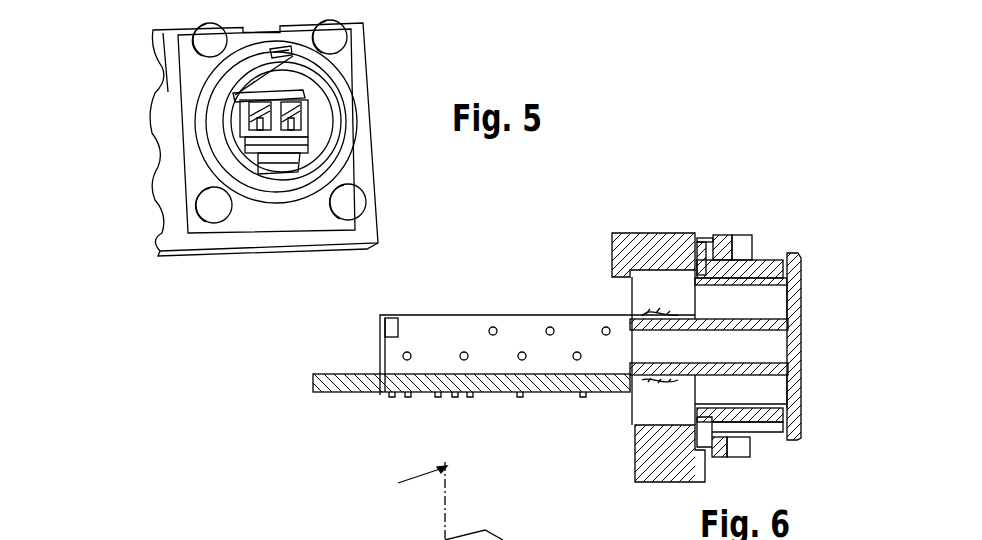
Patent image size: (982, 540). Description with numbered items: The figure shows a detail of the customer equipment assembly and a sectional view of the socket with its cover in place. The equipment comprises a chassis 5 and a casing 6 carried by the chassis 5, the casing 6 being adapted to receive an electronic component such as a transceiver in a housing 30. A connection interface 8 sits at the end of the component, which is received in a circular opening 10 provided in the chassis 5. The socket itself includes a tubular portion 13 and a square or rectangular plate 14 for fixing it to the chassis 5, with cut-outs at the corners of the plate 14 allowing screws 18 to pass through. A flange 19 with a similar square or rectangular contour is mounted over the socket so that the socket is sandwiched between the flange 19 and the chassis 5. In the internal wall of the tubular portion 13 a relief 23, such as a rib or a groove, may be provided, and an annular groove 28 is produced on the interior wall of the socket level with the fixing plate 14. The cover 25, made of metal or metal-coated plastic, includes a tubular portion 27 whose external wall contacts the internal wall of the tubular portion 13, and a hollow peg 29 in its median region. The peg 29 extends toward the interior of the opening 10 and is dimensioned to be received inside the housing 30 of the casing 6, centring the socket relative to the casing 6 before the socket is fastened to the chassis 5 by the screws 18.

In FIG. 5, the chassis 5 is at (162, 92).
In FIG. 6, the chassis 5 is at (652, 248).
In FIG. 6, the casing 6 is at (462, 315).
In FIG. 5, the connection interface 8 is at (305, 142).
In FIG. 5, the opening 10 is at (317, 115).
In FIG. 5, the tubular portion 13 is at (210, 122).
In FIG. 6, the tubular portion 13 is at (763, 263).
In FIG. 6, the plate 14 is at (446, 498).
In FIG. 5, the screws 18 is at (353, 200).
In FIG. 6, the screws 18 is at (740, 243).
In FIG. 6, the flange 19 is at (717, 447).
In FIG. 5, the relief 23 is at (292, 58).
In FIG. 6, the cover 25 is at (797, 350).
In FIG. 6, the tubular portion 27 is at (767, 282).
In FIG. 6, the annular groove 28 is at (703, 242).
In FIG. 6, the peg 29 is at (763, 370).
In FIG. 6, the housing 30 is at (523, 340).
────────
Your instructions: Copy each item above word for word, leaving out the pictures.

Response to this exercise:
Patent image size: (982, 540). Description with numbered items: The figure shows a detail of the customer equipment assembly and a sectional view of the socket with its cover in place. The equipment comprises a chassis 5 and a casing 6 carried by the chassis 5, the casing 6 being adapted to receive an electronic component such as a transceiver in a housing 30. A connection interface 8 sits at the end of the component, which is received in a circular opening 10 provided in the chassis 5. The socket itself includes a tubular portion 13 and a square or rectangular plate 14 for fixing it to the chassis 5, with cut-outs at the corners of the plate 14 allowing screws 18 to pass through. A flange 19 with a similar square or rectangular contour is mounted over the socket so that the socket is sandwiched between the flange 19 and the chassis 5. In the internal wall of the tubular portion 13 a relief 23, such as a rib or a groove, may be provided, and an annular groove 28 is produced on the interior wall of the socket level with the fixing plate 14. The cover 25, made of metal or metal-coated plastic, includes a tubular portion 27 whose external wall contacts the internal wall of the tubular portion 13, and a hollow peg 29 in its median region. The peg 29 extends toward the interior of the opening 10 and is dimensioned to be received inside the housing 30 of the casing 6, centring the socket relative to the casing 6 before the socket is fastened to the chassis 5 by the screws 18.

In FIG. 5, the chassis 5 is at (162, 92).
In FIG. 6, the chassis 5 is at (652, 248).
In FIG. 6, the casing 6 is at (462, 315).
In FIG. 5, the connection interface 8 is at (305, 142).
In FIG. 5, the opening 10 is at (317, 115).
In FIG. 5, the tubular portion 13 is at (210, 122).
In FIG. 6, the tubular portion 13 is at (763, 263).
In FIG. 6, the plate 14 is at (446, 498).
In FIG. 5, the screws 18 is at (353, 200).
In FIG. 6, the screws 18 is at (740, 243).
In FIG. 6, the flange 19 is at (717, 447).
In FIG. 5, the relief 23 is at (292, 58).
In FIG. 6, the cover 25 is at (797, 350).
In FIG. 6, the tubular portion 27 is at (767, 282).
In FIG. 6, the annular groove 28 is at (703, 242).
In FIG. 6, the peg 29 is at (763, 370).
In FIG. 6, the housing 30 is at (523, 340).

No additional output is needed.